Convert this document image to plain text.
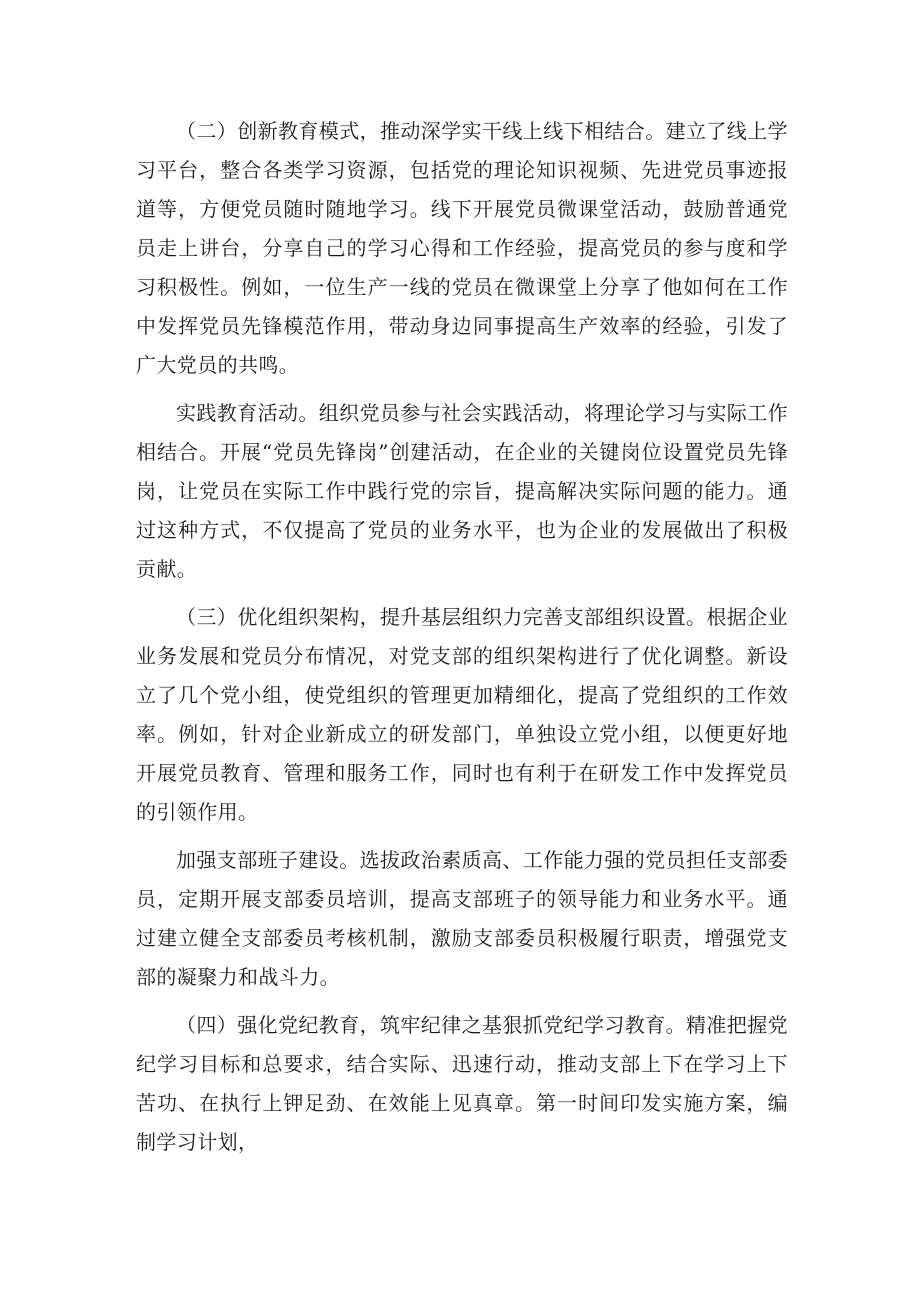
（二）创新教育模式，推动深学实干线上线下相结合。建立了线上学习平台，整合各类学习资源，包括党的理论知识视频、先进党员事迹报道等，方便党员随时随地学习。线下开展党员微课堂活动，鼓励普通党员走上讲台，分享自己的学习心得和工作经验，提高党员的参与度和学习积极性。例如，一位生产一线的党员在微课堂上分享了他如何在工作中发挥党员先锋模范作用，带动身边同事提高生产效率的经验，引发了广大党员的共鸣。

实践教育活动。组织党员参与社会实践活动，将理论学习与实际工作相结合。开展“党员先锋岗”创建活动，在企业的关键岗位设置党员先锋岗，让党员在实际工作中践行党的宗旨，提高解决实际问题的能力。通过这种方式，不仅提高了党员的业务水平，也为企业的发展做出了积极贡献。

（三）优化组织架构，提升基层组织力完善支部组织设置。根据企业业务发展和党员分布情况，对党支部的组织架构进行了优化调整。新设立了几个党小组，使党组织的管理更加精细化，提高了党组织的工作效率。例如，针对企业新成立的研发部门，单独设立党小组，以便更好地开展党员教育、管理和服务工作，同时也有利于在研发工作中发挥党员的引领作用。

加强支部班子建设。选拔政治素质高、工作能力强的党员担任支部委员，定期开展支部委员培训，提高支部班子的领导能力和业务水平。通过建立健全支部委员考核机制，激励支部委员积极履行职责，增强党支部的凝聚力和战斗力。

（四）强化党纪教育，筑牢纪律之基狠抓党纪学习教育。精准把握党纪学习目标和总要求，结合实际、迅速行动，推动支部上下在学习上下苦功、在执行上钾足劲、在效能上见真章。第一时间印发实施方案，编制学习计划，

^^^^

## Exercise details
From start to finish, output the listing exactly, but omit its pictures.

## Finished answer
Convert this document image to plain text.
（二）创新教育模式，推动深学实干线上线下相结合。建立了线上学习平台，整合各类学习资源，包括党的理论知识视频、先进党员事迹报道等，方便党员随时随地学习。线下开展党员微课堂活动，鼓励普通党员走上讲台，分享自己的学习心得和工作经验，提高党员的参与度和学习积极性。例如，一位生产一线的党员在微课堂上分享了他如何在工作中发挥党员先锋模范作用，带动身边同事提高生产效率的经验，引发了广大党员的共鸣。

实践教育活动。组织党员参与社会实践活动，将理论学习与实际工作相结合。开展“党员先锋岗”创建活动，在企业的关键岗位设置党员先锋岗，让党员在实际工作中践行党的宗旨，提高解决实际问题的能力。通过这种方式，不仅提高了党员的业务水平，也为企业的发展做出了积极贡献。

（三）优化组织架构，提升基层组织力完善支部组织设置。根据企业业务发展和党员分布情况，对党支部的组织架构进行了优化调整。新设立了几个党小组，使党组织的管理更加精细化，提高了党组织的工作效率。例如，针对企业新成立的研发部门，单独设立党小组，以便更好地开展党员教育、管理和服务工作，同时也有利于在研发工作中发挥党员的引领作用。

加强支部班子建设。选拔政治素质高、工作能力强的党员担任支部委员，定期开展支部委员培训，提高支部班子的领导能力和业务水平。通过建立健全支部委员考核机制，激励支部委员积极履行职责，增强党支部的凝聚力和战斗力。

（四）强化党纪教育，筑牢纪律之基狠抓党纪学习教育。精准把握党纪学习目标和总要求，结合实际、迅速行动，推动支部上下在学习上下苦功、在执行上钾足劲、在效能上见真章。第一时间印发实施方案，编制学习计划，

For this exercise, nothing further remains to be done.